◆ **REQUIREMENTS**: Repeat everything in the material exactly.

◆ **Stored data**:
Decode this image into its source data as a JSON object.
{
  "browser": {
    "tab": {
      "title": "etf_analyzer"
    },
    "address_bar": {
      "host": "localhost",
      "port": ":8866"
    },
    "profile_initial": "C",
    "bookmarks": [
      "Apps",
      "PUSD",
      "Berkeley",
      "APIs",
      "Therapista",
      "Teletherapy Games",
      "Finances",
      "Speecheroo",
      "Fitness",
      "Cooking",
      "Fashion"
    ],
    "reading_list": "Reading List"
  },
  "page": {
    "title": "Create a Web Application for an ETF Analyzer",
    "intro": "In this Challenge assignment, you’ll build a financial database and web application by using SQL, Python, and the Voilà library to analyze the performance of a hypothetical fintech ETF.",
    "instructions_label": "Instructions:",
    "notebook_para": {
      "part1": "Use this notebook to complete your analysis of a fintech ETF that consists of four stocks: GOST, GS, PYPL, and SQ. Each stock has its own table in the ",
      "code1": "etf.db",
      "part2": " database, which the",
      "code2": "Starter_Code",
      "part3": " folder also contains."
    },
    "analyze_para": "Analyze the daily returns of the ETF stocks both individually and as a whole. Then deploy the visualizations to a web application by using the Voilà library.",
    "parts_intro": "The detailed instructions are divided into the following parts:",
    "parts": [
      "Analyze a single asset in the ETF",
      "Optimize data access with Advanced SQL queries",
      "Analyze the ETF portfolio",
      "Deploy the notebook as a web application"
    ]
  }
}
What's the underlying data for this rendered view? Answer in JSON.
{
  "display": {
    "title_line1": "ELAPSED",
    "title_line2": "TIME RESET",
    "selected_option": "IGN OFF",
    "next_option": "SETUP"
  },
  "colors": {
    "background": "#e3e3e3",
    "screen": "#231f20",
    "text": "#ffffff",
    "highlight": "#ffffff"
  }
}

◆ **ANSWER TO THIS EXERCISE**:
Decode this image into its source data as a JSON object.
{
  "browser": {
    "tab": {
      "title": "etf_analyzer"
    },
    "address_bar": {
      "host": "localhost",
      "port": ":8866"
    },
    "profile_initial": "C",
    "bookmarks": [
      "Apps",
      "PUSD",
      "Berkeley",
      "APIs",
      "Therapista",
      "Teletherapy Games",
      "Finances",
      "Speecheroo",
      "Fitness",
      "Cooking",
      "Fashion"
    ],
    "reading_list": "Reading List"
  },
  "page": {
    "title": "Create a Web Application for an ETF Analyzer",
    "intro": "In this Challenge assignment, you’ll build a financial database and web application by using SQL, Python, and the Voilà library to analyze the performance of a hypothetical fintech ETF.",
    "instructions_label": "Instructions:",
    "notebook_para": {
      "part1": "Use this notebook to complete your analysis of a fintech ETF that consists of four stocks: GOST, GS, PYPL, and SQ. Each stock has its own table in the ",
      "code1": "etf.db",
      "part2": " database, which the",
      "code2": "Starter_Code",
      "part3": " folder also contains."
    },
    "analyze_para": "Analyze the daily returns of the ETF stocks both individually and as a whole. Then deploy the visualizations to a web application by using the Voilà library.",
    "parts_intro": "The detailed instructions are divided into the following parts:",
    "parts": [
      "Analyze a single asset in the ETF",
      "Optimize data access with Advanced SQL queries",
      "Analyze the ETF portfolio",
      "Deploy the notebook as a web application"
    ]
  }
}
What's the underlying data for this rendered view? Answer in JSON.
{
  "display": {
    "title_line1": "ELAPSED",
    "title_line2": "TIME RESET",
    "selected_option": "IGN OFF",
    "next_option": "SETUP"
  },
  "colors": {
    "background": "#e3e3e3",
    "screen": "#231f20",
    "text": "#ffffff",
    "highlight": "#ffffff"
  }
}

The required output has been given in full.